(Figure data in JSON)
__________

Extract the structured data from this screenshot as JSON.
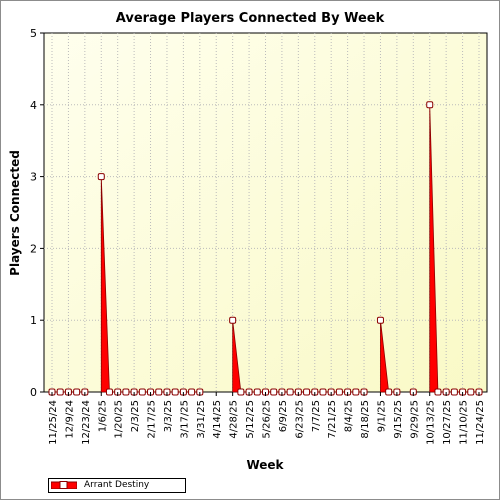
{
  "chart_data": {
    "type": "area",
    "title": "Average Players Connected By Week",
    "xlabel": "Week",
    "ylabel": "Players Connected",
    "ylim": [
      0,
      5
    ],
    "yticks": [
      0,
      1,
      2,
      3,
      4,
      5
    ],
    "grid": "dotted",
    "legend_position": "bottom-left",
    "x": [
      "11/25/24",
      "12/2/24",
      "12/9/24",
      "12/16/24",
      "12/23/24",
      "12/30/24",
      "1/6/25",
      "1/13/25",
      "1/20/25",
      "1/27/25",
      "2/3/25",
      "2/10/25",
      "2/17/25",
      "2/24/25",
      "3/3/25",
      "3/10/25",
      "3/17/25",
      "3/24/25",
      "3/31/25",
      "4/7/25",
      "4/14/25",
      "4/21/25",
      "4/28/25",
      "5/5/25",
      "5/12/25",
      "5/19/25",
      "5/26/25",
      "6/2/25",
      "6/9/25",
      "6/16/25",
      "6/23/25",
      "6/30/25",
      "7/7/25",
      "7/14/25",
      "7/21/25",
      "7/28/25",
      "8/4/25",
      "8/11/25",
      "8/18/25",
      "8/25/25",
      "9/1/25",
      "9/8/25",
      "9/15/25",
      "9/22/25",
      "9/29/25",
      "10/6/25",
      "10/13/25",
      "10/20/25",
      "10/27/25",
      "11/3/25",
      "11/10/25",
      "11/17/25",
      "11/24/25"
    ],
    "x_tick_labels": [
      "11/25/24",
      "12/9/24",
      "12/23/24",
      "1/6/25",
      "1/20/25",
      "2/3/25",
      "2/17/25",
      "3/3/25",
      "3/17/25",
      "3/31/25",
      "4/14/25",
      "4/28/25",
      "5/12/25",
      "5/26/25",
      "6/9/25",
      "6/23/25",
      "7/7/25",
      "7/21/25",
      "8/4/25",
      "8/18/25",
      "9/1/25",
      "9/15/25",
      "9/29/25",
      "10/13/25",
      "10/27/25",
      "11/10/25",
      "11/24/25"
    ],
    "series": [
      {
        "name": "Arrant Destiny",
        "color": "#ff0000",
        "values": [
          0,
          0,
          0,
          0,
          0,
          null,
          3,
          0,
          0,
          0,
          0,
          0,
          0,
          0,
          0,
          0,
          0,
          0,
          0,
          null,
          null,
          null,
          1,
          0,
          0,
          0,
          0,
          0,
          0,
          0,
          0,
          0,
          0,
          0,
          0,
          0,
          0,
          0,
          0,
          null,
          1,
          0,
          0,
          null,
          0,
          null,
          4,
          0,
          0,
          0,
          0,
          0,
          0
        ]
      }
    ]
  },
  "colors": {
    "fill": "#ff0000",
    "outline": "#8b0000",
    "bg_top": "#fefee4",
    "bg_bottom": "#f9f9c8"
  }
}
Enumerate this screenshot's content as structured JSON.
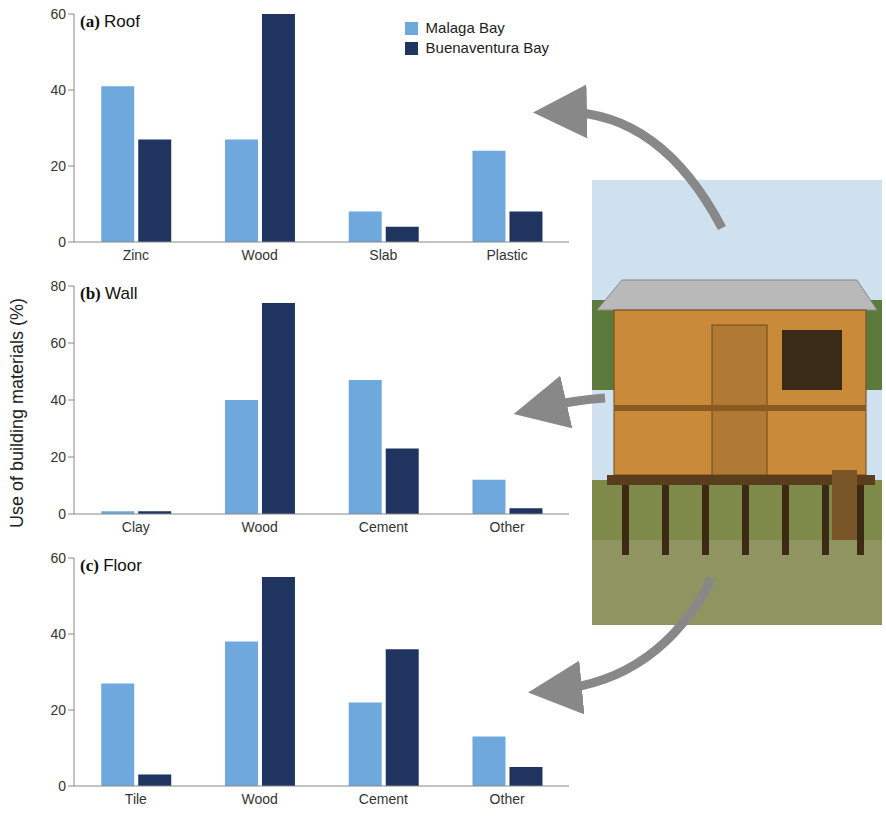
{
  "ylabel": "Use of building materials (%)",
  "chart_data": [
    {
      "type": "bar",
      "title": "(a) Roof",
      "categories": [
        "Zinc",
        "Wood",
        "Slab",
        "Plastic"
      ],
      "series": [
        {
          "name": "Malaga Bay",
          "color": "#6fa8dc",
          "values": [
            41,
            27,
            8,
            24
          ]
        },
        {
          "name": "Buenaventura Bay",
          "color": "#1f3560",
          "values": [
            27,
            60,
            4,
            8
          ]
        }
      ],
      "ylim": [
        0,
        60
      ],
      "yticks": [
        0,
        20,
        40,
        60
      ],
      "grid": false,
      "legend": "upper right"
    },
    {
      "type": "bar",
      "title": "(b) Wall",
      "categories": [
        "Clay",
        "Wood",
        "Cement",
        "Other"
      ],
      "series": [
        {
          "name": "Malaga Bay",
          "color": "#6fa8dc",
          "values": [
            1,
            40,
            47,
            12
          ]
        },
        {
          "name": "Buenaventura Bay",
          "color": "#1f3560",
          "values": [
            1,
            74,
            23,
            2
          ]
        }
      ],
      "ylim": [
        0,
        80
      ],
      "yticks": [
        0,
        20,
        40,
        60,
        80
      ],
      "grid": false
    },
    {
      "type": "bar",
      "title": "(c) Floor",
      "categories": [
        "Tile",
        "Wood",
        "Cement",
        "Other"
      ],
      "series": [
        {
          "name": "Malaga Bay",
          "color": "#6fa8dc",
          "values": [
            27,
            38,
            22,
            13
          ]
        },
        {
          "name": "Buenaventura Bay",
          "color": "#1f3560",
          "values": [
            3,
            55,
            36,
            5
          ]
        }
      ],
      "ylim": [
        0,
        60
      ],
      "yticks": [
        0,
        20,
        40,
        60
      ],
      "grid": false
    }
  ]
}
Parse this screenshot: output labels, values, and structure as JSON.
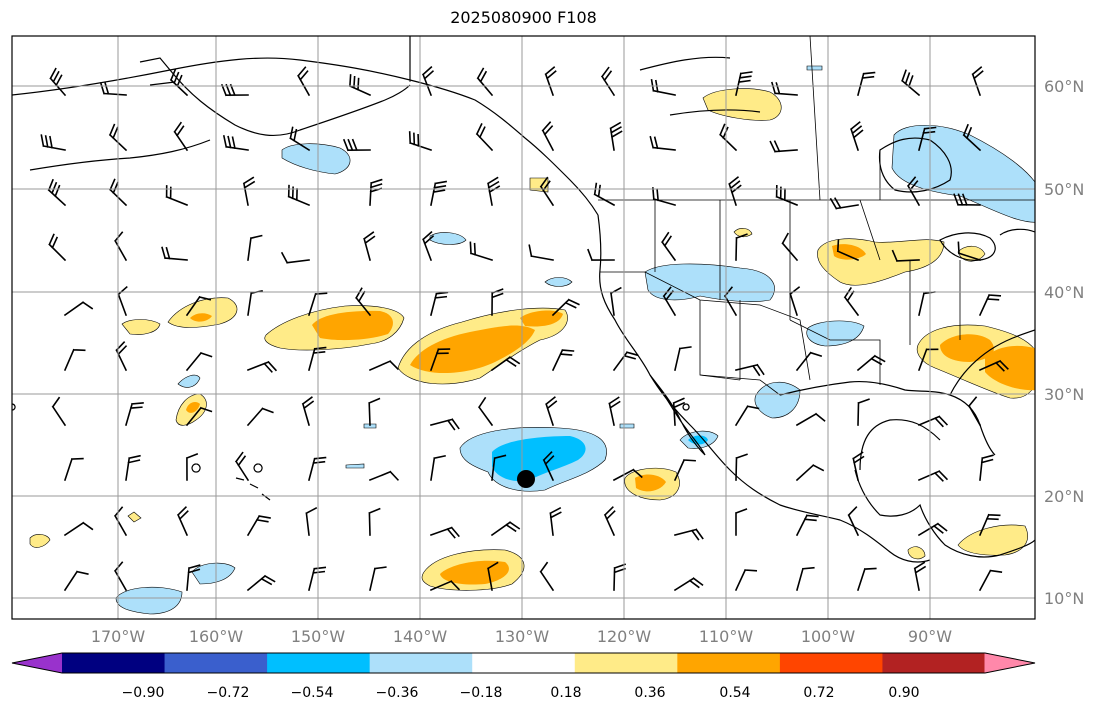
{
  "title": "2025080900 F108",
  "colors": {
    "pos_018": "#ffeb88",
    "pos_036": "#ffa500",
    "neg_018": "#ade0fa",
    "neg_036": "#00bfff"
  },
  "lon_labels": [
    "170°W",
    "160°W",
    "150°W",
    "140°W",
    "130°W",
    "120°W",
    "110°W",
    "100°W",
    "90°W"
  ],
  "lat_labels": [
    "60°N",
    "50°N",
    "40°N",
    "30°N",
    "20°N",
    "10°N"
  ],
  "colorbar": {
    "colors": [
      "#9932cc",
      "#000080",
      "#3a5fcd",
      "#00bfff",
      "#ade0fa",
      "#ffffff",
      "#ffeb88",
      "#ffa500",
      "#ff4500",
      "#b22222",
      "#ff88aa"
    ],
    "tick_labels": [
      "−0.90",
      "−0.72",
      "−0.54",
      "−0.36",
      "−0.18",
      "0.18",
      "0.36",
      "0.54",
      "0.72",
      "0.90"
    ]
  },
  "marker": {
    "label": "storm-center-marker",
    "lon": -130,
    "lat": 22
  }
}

__________

(Problem description): Where a line in the entries holds "Connected", copy that line.

(Answer to the problem):
    "title": "Average Players Connected By Week",
    "ylabel": "Players Connected",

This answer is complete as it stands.